* start SOURCE DATA *

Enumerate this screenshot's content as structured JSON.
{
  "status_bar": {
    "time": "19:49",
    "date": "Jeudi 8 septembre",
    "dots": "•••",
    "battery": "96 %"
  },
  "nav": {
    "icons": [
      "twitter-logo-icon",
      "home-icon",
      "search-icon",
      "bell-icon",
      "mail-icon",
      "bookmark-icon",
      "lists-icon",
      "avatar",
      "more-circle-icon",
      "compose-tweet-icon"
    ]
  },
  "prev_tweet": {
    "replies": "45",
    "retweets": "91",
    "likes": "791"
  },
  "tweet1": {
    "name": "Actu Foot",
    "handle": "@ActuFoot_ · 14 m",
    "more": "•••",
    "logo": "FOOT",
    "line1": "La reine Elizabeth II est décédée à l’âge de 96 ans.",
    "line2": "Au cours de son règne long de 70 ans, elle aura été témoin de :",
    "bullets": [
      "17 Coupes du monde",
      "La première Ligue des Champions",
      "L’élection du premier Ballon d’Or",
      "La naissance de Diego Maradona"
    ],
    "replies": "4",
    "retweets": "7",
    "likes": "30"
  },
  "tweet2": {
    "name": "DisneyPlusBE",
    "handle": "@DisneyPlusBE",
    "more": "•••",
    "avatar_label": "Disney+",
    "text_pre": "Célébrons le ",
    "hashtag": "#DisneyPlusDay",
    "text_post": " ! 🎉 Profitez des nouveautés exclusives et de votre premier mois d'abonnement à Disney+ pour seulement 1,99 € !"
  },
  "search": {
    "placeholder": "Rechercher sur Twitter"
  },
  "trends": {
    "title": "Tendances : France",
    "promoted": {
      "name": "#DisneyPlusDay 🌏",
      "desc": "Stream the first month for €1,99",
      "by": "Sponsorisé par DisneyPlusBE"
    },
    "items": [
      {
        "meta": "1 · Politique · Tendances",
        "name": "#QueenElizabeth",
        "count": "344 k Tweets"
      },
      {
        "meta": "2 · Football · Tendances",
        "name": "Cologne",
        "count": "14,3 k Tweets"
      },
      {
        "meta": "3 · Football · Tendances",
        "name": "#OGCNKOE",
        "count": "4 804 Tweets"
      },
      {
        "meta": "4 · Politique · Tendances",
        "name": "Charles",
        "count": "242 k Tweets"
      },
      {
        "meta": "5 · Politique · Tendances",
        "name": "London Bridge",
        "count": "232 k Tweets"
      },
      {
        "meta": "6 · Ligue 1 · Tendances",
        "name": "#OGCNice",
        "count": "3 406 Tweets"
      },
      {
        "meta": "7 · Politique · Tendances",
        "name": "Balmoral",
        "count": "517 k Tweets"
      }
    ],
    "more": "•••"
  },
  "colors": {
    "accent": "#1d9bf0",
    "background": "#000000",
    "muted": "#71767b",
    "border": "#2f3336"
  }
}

* end SOURCE DATA *

◆ PROMPT ◆
Extract the whole listing, character for character.

◆ RESPONSE FOR THIS EXERCISE ◆
Enumerate this screenshot's content as structured JSON.
{
  "status_bar": {
    "time": "19:49",
    "date": "Jeudi 8 septembre",
    "dots": "•••",
    "battery": "96 %"
  },
  "nav": {
    "icons": [
      "twitter-logo-icon",
      "home-icon",
      "search-icon",
      "bell-icon",
      "mail-icon",
      "bookmark-icon",
      "lists-icon",
      "avatar",
      "more-circle-icon",
      "compose-tweet-icon"
    ]
  },
  "prev_tweet": {
    "replies": "45",
    "retweets": "91",
    "likes": "791"
  },
  "tweet1": {
    "name": "Actu Foot",
    "handle": "@ActuFoot_ · 14 m",
    "more": "•••",
    "logo": "FOOT",
    "line1": "La reine Elizabeth II est décédée à l’âge de 96 ans.",
    "line2": "Au cours de son règne long de 70 ans, elle aura été témoin de :",
    "bullets": [
      "17 Coupes du monde",
      "La première Ligue des Champions",
      "L’élection du premier Ballon d’Or",
      "La naissance de Diego Maradona"
    ],
    "replies": "4",
    "retweets": "7",
    "likes": "30"
  },
  "tweet2": {
    "name": "DisneyPlusBE",
    "handle": "@DisneyPlusBE",
    "more": "•••",
    "avatar_label": "Disney+",
    "text_pre": "Célébrons le ",
    "hashtag": "#DisneyPlusDay",
    "text_post": " ! 🎉 Profitez des nouveautés exclusives et de votre premier mois d'abonnement à Disney+ pour seulement 1,99 € !"
  },
  "search": {
    "placeholder": "Rechercher sur Twitter"
  },
  "trends": {
    "title": "Tendances : France",
    "promoted": {
      "name": "#DisneyPlusDay 🌏",
      "desc": "Stream the first month for €1,99",
      "by": "Sponsorisé par DisneyPlusBE"
    },
    "items": [
      {
        "meta": "1 · Politique · Tendances",
        "name": "#QueenElizabeth",
        "count": "344 k Tweets"
      },
      {
        "meta": "2 · Football · Tendances",
        "name": "Cologne",
        "count": "14,3 k Tweets"
      },
      {
        "meta": "3 · Football · Tendances",
        "name": "#OGCNKOE",
        "count": "4 804 Tweets"
      },
      {
        "meta": "4 · Politique · Tendances",
        "name": "Charles",
        "count": "242 k Tweets"
      },
      {
        "meta": "5 · Politique · Tendances",
        "name": "London Bridge",
        "count": "232 k Tweets"
      },
      {
        "meta": "6 · Ligue 1 · Tendances",
        "name": "#OGCNice",
        "count": "3 406 Tweets"
      },
      {
        "meta": "7 · Politique · Tendances",
        "name": "Balmoral",
        "count": "517 k Tweets"
      }
    ],
    "more": "•••"
  },
  "colors": {
    "accent": "#1d9bf0",
    "background": "#000000",
    "muted": "#71767b",
    "border": "#2f3336"
  }
}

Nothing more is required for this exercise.